* Begin DATA *

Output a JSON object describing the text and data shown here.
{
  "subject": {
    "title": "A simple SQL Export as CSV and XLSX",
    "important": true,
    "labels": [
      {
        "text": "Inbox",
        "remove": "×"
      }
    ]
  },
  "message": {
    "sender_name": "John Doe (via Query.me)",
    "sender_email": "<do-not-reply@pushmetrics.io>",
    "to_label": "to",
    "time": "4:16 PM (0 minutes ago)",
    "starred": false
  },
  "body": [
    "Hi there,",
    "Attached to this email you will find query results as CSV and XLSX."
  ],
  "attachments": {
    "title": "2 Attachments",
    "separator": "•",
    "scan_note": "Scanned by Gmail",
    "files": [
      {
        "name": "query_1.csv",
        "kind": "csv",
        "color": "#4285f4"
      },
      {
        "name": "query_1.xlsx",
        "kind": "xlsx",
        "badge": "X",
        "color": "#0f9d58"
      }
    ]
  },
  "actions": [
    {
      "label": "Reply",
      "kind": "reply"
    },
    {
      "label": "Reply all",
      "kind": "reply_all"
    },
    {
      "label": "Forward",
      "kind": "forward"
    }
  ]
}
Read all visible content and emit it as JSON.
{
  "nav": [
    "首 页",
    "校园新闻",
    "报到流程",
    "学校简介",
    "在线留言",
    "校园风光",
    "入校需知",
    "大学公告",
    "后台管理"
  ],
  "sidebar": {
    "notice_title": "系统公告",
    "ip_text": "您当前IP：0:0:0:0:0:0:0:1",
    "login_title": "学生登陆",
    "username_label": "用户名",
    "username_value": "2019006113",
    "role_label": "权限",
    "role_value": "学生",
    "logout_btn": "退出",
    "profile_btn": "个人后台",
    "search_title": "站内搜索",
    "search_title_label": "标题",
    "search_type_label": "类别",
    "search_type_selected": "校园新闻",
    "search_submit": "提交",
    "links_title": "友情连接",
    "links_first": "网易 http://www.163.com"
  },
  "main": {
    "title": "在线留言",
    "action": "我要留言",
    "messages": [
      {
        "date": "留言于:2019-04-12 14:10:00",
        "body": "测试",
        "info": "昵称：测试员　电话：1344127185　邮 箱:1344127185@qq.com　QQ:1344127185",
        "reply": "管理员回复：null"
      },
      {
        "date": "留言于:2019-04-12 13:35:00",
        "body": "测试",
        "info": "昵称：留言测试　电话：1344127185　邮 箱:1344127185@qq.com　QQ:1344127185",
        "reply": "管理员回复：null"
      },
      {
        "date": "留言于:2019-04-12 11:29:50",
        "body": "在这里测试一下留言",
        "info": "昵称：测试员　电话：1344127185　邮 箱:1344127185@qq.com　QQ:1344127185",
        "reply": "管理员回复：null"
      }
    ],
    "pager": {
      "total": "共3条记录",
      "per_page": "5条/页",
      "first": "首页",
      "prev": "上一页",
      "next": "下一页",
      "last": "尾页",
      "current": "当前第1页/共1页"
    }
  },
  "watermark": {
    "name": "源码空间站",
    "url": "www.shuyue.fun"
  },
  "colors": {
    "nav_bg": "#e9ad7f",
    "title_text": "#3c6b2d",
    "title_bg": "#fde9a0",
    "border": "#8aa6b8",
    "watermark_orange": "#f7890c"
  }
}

* End DATA *

Tally up the lines of the listing containing the word "kind". Give only the total.

5